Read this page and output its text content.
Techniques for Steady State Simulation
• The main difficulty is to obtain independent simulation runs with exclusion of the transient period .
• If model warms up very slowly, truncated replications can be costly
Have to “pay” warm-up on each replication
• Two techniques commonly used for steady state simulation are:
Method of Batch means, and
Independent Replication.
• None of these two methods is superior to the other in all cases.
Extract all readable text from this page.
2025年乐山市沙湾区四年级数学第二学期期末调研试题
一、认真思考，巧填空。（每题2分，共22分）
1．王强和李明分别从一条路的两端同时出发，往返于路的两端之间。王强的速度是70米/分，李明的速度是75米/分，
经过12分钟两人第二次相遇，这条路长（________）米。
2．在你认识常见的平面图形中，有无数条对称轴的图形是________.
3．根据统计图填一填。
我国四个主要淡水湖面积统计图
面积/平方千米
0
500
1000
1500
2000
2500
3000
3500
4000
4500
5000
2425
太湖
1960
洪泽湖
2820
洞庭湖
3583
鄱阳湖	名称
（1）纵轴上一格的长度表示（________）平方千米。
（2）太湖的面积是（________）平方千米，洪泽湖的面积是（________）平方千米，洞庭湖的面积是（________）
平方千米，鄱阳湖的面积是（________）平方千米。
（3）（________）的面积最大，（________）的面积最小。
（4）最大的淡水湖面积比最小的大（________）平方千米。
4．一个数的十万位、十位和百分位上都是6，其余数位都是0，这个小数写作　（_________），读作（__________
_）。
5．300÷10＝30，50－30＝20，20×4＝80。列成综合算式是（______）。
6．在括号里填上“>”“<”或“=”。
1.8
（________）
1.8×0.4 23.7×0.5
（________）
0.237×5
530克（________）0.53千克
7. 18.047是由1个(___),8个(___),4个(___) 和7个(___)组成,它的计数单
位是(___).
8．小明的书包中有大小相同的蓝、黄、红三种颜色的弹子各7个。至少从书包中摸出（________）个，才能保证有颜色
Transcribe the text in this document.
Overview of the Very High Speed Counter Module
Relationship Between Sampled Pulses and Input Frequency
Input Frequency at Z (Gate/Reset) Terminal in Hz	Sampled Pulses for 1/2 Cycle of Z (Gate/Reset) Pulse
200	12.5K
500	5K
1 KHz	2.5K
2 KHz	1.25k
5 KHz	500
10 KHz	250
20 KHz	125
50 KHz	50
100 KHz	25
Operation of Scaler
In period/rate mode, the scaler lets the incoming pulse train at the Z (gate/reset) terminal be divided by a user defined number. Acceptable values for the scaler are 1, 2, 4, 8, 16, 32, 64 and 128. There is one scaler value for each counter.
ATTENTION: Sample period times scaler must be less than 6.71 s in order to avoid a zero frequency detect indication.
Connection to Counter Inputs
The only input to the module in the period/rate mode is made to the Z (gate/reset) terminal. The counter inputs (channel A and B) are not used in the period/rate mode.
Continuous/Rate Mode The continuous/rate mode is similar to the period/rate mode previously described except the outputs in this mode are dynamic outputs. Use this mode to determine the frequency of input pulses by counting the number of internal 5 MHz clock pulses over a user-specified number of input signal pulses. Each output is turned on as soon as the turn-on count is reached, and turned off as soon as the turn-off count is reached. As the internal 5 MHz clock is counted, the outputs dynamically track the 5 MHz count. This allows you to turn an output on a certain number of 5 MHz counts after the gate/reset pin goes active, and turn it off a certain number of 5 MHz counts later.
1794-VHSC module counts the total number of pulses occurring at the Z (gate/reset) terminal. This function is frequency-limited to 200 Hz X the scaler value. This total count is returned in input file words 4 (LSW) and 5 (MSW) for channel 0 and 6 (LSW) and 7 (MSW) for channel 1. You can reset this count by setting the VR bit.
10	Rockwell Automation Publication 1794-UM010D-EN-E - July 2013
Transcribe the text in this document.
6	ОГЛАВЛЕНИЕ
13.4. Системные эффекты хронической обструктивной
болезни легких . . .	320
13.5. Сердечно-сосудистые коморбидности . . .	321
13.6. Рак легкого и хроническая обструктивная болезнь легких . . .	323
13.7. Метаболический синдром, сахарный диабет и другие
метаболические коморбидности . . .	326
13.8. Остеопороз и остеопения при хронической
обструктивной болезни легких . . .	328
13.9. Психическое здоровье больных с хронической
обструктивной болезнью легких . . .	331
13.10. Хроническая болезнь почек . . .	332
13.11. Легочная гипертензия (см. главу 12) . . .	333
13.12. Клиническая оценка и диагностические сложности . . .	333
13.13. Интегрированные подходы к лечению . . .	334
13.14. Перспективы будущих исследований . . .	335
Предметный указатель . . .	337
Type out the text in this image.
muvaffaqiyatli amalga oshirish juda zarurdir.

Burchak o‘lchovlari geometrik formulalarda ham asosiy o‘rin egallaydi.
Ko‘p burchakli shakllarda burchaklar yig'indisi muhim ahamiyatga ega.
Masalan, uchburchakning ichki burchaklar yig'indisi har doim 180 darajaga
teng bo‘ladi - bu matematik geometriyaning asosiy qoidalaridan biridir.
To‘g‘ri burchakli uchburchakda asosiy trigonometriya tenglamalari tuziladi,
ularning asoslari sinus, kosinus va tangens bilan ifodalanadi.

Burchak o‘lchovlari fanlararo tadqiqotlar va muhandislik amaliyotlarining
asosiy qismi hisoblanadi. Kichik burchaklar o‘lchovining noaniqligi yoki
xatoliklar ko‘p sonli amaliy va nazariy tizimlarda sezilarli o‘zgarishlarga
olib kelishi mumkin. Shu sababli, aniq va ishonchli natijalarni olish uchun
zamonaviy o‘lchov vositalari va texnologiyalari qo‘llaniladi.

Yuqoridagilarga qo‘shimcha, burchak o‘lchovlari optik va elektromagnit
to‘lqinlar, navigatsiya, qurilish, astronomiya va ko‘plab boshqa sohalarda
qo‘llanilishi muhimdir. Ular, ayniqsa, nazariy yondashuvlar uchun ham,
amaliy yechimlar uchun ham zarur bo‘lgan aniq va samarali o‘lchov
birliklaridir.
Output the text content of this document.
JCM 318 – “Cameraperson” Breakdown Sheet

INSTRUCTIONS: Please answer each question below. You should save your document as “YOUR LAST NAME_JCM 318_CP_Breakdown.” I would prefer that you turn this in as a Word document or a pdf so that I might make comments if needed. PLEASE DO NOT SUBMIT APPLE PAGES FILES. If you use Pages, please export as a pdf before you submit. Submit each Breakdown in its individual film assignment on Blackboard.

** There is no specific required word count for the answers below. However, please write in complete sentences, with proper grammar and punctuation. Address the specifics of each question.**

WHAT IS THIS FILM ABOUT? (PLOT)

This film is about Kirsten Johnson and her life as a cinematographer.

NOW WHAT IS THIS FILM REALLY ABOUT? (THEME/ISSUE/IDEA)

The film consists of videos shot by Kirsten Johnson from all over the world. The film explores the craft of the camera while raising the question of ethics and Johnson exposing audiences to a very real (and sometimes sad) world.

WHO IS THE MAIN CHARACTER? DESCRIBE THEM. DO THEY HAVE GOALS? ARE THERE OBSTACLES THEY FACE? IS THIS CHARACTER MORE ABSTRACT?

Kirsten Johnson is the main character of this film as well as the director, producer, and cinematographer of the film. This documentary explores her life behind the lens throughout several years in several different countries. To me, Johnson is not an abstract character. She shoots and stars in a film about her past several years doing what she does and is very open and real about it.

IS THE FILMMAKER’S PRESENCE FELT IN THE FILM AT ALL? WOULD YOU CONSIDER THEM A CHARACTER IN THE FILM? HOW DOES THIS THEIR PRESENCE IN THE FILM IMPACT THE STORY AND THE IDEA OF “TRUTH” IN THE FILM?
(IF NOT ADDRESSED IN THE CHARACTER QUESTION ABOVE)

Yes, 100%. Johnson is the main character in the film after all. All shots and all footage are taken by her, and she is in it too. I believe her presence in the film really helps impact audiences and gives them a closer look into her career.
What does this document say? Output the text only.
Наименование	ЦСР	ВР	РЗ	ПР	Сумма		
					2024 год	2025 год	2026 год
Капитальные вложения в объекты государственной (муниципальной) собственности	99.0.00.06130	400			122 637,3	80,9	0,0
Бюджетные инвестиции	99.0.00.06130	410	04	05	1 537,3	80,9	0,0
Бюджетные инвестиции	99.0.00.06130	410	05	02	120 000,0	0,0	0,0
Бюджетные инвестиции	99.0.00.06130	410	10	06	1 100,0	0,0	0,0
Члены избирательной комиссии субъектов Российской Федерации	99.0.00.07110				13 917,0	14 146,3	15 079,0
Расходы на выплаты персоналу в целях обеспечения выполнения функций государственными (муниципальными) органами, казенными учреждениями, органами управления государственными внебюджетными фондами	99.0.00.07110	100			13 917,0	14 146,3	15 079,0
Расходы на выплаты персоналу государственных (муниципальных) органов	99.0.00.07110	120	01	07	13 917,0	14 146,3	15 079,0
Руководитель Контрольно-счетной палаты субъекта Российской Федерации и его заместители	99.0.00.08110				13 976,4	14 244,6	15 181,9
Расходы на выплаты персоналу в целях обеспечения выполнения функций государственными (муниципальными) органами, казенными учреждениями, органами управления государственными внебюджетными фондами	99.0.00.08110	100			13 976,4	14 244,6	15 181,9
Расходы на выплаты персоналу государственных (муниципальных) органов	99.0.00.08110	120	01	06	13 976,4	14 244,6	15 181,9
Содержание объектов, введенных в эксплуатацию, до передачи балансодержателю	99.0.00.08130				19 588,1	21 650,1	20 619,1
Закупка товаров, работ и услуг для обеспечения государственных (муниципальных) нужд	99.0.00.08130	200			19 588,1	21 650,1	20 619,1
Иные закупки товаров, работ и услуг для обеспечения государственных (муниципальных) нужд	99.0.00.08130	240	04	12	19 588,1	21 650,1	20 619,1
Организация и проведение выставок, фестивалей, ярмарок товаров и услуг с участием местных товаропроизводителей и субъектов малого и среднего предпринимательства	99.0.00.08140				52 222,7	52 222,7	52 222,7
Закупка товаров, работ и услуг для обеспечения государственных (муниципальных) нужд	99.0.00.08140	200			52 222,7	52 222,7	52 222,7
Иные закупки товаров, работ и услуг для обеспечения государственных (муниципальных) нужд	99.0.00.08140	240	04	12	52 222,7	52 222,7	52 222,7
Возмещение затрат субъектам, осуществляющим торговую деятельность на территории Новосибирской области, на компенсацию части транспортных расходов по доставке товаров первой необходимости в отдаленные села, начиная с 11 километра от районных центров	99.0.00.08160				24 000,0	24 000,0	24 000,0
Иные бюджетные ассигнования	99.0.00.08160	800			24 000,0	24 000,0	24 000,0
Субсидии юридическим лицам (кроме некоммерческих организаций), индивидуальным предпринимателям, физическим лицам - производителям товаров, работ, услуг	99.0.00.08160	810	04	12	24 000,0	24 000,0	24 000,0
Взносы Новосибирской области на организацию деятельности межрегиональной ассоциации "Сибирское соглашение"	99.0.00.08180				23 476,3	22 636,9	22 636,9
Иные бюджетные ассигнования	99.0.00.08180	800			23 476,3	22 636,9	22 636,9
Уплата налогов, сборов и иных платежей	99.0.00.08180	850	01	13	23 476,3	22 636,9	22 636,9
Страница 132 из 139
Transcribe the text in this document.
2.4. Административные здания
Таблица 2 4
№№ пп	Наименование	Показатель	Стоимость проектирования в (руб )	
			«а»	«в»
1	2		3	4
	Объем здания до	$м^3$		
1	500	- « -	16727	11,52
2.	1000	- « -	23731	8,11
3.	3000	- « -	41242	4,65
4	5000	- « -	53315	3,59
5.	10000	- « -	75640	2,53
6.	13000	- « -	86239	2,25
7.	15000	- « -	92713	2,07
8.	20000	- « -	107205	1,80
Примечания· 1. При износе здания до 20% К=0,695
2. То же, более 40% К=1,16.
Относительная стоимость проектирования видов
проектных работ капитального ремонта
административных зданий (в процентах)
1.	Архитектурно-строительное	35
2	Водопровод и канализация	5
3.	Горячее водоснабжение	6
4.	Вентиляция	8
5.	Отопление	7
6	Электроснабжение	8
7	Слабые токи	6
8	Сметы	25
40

TASK PROMPT: Out of the material above, gather each line where "IDEA" appears.

THE REPLY:
NOW WHAT IS THIS FILM REALLY ABOUT? (THEME/ISSUE/IDEA)
IS THE FILMMAKER’S PRESENCE FELT IN THE FILM AT ALL? WOULD YOU CONSIDER THEM A CHARACTER IN THE FILM? HOW DOES THIS THEIR PRESENCE IN THE FILM IMPACT THE STORY AND THE IDEA OF “TRUTH” IN THE FILM?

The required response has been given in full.